__Short problem__:
Every line holding the string "state" should be gathered.

__Materials provided__:
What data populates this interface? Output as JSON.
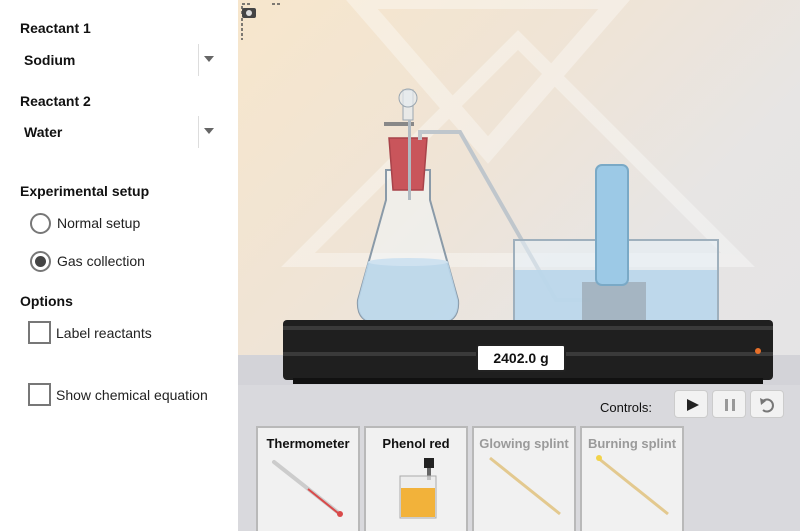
{
  "reactant1": {
    "heading": "Reactant 1",
    "selected": "Sodium"
  },
  "reactant2": {
    "heading": "Reactant 2",
    "selected": "Water"
  },
  "setup": {
    "heading": "Experimental setup",
    "options": [
      {
        "label": "Normal setup",
        "checked": false
      },
      {
        "label": "Gas collection",
        "checked": true
      }
    ]
  },
  "options": {
    "heading": "Options",
    "items": [
      {
        "label": "Label reactants",
        "checked": false
      },
      {
        "label": "Show chemical equation",
        "checked": false
      }
    ]
  },
  "stage": {
    "balance_reading": "2402.0 g",
    "controls_label": "Controls:",
    "icons": [
      "camera-icon",
      "play-icon",
      "pause-icon",
      "reset-icon"
    ]
  },
  "tools": [
    {
      "label": "Thermometer",
      "enabled": true
    },
    {
      "label": "Phenol red",
      "enabled": true
    },
    {
      "label": "Glowing splint",
      "enabled": false
    },
    {
      "label": "Burning splint",
      "enabled": false
    }
  ],
  "colors": {
    "liquid": "#b9d6ea",
    "stopper": "#c9555b",
    "indicator": "#f2b23a",
    "balance": "#1f1f1f"
  }
}
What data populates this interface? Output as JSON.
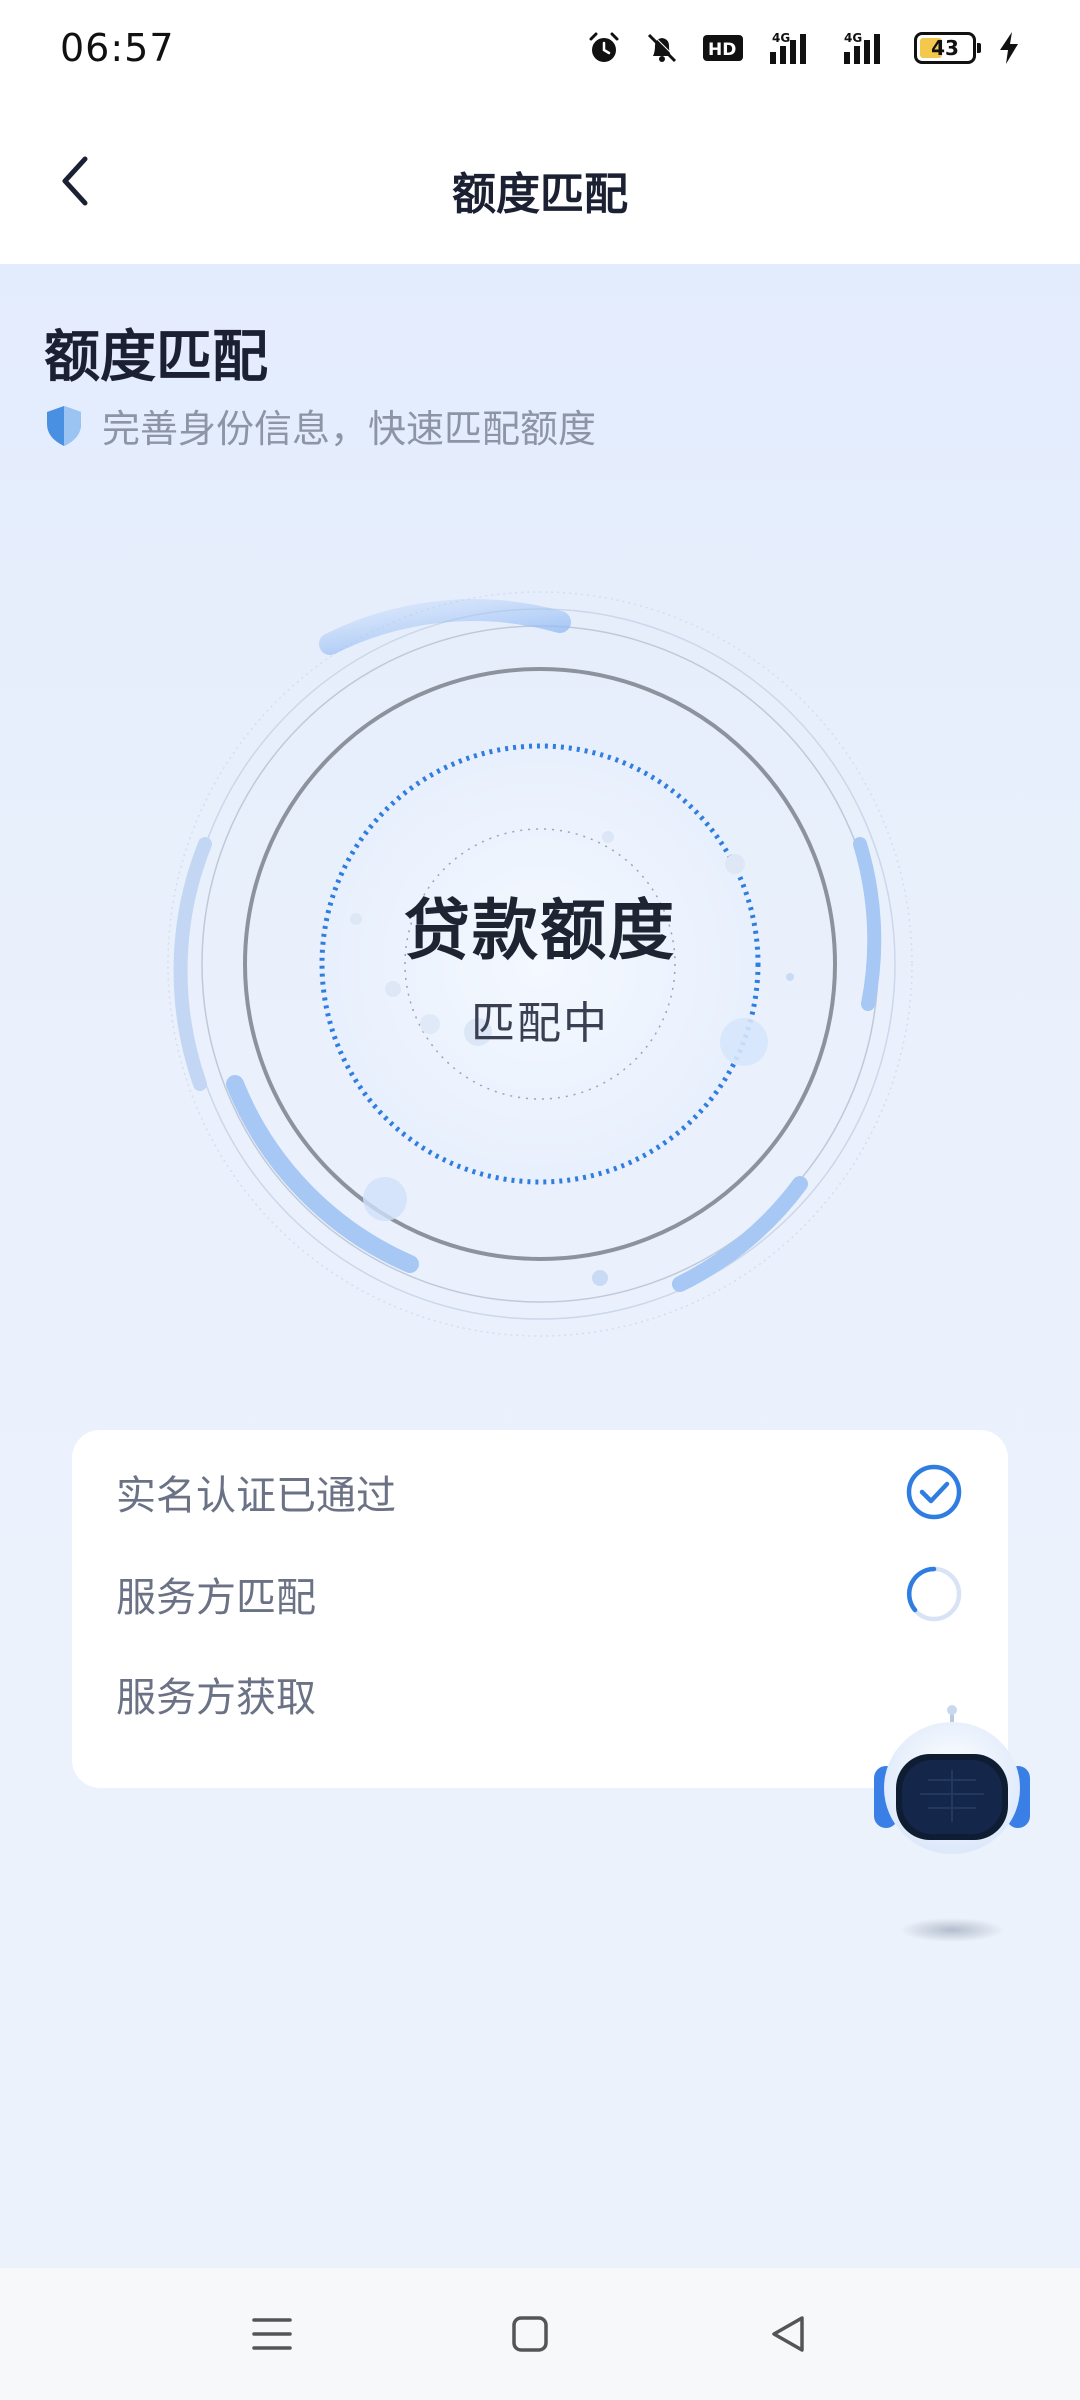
{
  "status_bar": {
    "time": "06:57",
    "battery_level": "43",
    "icons": [
      "alarm-icon",
      "bell-muted-icon",
      "hd-icon",
      "signal-4g-icon",
      "signal-4g-icon",
      "battery-icon",
      "charging-icon"
    ],
    "hd_label": "HD",
    "network_label_1": "4G",
    "network_label_2": "4G"
  },
  "header": {
    "title": "额度匹配",
    "back_icon": "chevron-left-icon"
  },
  "main": {
    "title": "额度匹配",
    "subtitle": "完善身份信息，快速匹配额度",
    "subtitle_icon": "shield-icon",
    "radar": {
      "title": "贷款额度",
      "status": "匹配中"
    },
    "steps": [
      {
        "label": "实名认证已通过",
        "state": "done",
        "icon": "check-circle-icon"
      },
      {
        "label": "服务方匹配",
        "state": "loading",
        "icon": "spinner-icon"
      },
      {
        "label": "服务方获取",
        "state": "pending",
        "icon": ""
      }
    ],
    "assistant_icon": "robot-assistant-icon"
  },
  "nav_bar": {
    "items": [
      "menu-icon",
      "home-square-icon",
      "back-triangle-icon"
    ]
  },
  "colors": {
    "accent": "#2f7de1",
    "background": "#e8effc",
    "card": "#ffffff",
    "text_primary": "#1f2433",
    "text_secondary": "#8c94a6"
  }
}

__Exercise output__:
        "state": "done",
        "state": "loading",
        "state": "pending",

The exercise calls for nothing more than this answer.